__What you need to do__: Select all lines with the string "still" in them, and copy those lines.

__Task input__:
________

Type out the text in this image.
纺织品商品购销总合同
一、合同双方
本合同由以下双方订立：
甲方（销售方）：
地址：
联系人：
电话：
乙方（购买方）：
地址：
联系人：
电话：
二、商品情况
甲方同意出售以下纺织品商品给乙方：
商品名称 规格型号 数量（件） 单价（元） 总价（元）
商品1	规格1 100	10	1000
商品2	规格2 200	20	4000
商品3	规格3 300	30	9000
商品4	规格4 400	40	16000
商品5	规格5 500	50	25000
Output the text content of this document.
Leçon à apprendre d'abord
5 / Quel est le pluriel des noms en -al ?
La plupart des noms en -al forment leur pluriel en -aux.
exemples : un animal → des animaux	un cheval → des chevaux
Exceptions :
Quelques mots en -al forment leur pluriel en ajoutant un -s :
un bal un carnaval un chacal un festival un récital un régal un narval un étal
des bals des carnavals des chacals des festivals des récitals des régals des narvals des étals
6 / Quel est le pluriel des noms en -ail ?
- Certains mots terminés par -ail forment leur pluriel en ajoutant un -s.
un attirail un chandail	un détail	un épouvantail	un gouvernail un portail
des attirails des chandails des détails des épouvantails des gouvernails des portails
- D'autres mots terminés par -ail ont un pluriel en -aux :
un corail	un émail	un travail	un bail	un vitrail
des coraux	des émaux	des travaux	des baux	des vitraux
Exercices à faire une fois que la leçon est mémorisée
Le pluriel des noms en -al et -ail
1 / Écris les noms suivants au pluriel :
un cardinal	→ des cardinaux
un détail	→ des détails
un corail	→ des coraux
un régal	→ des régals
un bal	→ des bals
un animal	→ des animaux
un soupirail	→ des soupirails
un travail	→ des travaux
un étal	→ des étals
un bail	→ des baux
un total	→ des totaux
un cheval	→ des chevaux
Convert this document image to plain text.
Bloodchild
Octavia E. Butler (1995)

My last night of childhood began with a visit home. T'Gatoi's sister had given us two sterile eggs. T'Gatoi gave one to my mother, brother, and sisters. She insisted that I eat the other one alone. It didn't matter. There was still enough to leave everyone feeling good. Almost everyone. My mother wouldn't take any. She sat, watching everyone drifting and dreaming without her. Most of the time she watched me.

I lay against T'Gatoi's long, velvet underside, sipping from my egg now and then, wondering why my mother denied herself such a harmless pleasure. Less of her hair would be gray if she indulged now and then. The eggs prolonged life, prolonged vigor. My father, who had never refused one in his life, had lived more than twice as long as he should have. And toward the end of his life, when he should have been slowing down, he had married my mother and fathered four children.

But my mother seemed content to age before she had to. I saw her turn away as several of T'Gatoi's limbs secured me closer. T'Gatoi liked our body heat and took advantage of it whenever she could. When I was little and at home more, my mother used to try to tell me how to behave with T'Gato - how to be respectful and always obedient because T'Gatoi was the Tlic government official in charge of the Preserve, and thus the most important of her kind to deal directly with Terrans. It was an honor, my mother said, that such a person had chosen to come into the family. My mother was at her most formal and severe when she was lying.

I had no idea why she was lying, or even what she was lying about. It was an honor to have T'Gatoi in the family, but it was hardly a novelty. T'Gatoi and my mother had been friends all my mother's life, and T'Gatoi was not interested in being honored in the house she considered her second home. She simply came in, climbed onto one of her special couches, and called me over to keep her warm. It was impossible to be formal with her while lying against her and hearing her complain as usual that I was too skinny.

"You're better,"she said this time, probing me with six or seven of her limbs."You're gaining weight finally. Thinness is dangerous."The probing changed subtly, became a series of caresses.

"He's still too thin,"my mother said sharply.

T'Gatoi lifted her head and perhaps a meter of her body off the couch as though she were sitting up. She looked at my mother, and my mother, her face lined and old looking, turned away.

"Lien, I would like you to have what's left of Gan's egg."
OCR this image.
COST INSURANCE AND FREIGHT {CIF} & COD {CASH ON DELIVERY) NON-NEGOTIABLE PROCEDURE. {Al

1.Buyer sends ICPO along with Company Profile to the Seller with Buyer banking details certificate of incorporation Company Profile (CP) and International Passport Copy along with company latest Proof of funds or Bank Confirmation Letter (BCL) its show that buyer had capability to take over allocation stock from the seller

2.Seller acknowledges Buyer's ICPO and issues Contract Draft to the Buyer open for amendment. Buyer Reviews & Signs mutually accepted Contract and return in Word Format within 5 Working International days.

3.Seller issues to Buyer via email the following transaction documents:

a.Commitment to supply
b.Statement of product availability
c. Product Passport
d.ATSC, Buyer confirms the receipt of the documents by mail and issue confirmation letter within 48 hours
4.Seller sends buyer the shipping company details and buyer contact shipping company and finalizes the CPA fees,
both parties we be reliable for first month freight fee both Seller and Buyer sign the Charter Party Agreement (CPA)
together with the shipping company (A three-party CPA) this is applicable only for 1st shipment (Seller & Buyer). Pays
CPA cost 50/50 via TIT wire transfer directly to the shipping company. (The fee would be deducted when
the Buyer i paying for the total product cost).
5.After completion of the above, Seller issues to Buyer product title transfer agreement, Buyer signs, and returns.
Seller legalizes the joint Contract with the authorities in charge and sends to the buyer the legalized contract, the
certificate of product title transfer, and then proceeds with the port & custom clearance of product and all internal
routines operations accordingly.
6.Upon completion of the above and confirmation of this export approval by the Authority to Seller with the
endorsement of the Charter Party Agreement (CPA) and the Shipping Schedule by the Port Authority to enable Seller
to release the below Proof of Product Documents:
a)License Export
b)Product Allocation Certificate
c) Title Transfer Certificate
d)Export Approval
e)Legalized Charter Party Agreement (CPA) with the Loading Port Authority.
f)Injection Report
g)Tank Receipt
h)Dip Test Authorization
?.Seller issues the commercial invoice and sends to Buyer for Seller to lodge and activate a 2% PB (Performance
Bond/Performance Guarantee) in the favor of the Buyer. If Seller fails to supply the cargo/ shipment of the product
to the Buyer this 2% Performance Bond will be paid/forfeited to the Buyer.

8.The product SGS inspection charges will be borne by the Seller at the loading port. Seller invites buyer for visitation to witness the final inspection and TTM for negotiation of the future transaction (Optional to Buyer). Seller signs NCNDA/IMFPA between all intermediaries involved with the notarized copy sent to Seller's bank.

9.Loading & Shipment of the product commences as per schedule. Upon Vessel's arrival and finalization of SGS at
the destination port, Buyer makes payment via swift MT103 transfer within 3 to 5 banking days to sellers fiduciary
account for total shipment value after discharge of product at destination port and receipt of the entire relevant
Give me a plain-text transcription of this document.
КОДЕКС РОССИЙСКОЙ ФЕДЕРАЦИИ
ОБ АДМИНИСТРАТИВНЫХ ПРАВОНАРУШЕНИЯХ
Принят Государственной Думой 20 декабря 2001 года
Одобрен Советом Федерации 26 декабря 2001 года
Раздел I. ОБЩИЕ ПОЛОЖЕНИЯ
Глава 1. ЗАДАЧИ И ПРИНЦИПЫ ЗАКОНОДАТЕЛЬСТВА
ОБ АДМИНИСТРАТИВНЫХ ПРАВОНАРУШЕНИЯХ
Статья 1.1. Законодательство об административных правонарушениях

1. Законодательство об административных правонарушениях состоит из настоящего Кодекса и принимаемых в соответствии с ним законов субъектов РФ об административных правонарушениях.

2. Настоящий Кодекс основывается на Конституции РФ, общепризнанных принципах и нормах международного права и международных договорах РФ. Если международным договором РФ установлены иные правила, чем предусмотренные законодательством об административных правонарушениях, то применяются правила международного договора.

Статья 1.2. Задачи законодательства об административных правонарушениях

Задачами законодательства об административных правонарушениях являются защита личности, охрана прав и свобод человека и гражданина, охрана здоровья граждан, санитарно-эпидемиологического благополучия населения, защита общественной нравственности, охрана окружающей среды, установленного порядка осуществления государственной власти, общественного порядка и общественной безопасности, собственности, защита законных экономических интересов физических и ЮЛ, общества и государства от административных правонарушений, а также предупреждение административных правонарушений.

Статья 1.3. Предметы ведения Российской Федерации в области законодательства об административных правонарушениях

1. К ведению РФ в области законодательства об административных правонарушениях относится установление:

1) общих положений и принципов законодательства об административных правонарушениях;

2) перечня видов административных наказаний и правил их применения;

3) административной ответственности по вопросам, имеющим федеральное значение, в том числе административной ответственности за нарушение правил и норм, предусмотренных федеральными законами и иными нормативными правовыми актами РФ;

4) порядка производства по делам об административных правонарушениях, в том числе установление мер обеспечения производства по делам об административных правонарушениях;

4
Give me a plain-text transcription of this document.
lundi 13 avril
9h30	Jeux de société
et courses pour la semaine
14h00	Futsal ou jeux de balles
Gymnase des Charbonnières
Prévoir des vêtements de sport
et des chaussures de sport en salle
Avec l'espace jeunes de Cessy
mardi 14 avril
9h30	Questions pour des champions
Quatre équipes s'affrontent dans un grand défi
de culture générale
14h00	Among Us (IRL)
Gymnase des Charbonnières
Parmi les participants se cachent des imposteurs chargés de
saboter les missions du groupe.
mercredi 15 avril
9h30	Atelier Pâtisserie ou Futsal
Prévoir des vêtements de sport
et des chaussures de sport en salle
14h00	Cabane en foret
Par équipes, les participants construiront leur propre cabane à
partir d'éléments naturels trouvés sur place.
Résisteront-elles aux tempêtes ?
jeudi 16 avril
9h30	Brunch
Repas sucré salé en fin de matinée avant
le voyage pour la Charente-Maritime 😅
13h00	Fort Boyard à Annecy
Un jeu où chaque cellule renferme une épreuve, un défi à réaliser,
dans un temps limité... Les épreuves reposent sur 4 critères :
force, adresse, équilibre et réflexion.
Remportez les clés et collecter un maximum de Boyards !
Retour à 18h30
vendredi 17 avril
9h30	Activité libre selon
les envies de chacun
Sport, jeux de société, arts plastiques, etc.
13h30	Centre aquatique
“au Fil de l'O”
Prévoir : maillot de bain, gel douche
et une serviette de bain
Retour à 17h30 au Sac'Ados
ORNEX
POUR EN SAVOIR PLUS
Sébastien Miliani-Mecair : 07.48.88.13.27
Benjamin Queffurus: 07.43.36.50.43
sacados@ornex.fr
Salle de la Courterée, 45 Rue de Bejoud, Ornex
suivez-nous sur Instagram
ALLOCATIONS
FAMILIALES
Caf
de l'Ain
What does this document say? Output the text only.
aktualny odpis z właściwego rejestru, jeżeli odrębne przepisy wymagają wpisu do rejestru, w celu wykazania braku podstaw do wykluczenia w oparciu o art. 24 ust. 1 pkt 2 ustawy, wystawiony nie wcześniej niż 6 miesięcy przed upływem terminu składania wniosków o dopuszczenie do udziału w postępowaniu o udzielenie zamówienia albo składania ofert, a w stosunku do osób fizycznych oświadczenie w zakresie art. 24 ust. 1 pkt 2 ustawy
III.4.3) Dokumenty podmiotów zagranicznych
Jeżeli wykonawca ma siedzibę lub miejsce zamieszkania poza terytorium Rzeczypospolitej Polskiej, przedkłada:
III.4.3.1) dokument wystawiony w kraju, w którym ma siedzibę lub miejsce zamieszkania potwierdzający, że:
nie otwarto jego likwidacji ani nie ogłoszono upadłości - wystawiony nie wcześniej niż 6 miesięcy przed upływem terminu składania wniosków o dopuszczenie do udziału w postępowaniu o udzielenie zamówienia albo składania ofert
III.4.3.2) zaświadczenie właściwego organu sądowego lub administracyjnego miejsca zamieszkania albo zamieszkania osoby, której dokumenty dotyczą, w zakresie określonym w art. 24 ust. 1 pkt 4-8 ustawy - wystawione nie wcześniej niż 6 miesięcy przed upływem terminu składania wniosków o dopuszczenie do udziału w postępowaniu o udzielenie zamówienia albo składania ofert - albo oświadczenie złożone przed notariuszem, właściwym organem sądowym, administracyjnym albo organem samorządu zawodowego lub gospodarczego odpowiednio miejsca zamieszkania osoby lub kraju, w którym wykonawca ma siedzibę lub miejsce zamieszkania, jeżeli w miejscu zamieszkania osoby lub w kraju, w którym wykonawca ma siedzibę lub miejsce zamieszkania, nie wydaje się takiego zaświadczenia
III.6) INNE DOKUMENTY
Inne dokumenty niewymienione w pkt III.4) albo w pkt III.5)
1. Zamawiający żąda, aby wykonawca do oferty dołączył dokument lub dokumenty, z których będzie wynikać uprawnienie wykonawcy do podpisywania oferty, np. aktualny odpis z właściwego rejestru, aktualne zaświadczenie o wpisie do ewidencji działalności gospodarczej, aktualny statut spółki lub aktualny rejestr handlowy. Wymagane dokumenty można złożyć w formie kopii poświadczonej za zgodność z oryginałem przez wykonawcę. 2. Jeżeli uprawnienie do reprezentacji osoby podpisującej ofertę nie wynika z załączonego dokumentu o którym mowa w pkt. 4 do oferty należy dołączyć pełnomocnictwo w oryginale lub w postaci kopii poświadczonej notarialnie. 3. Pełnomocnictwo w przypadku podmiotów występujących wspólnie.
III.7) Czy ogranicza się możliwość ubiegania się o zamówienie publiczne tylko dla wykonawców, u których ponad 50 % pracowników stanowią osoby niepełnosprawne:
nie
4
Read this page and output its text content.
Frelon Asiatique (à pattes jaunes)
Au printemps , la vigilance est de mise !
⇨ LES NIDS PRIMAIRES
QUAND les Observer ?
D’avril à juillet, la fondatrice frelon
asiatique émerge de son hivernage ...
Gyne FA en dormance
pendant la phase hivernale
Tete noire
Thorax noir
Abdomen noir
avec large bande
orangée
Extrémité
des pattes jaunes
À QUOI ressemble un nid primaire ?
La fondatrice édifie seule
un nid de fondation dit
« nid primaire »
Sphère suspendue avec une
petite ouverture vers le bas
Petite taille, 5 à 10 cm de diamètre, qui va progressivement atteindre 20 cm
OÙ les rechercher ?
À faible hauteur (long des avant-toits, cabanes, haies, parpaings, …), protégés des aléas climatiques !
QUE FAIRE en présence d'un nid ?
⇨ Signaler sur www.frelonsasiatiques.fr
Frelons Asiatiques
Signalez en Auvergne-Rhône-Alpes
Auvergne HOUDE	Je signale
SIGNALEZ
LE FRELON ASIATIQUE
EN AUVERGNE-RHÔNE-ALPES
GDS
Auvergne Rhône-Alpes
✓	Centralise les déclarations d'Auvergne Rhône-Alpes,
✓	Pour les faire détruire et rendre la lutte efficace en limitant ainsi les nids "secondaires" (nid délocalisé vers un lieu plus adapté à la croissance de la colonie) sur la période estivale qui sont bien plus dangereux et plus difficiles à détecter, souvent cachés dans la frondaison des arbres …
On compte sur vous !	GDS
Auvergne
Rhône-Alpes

________

__Task response__:
My last night of childhood began with a visit home. T'Gatoi's sister had given us two sterile eggs. T'Gatoi gave one to my mother, brother, and sisters. She insisted that I eat the other one alone. It didn't matter. There was still enough to leave everyone feeling good. Almost everyone. My mother wouldn't take any. She sat, watching everyone drifting and dreaming without her. Most of the time she watched me.
"He's still too thin,"my mother said sharply.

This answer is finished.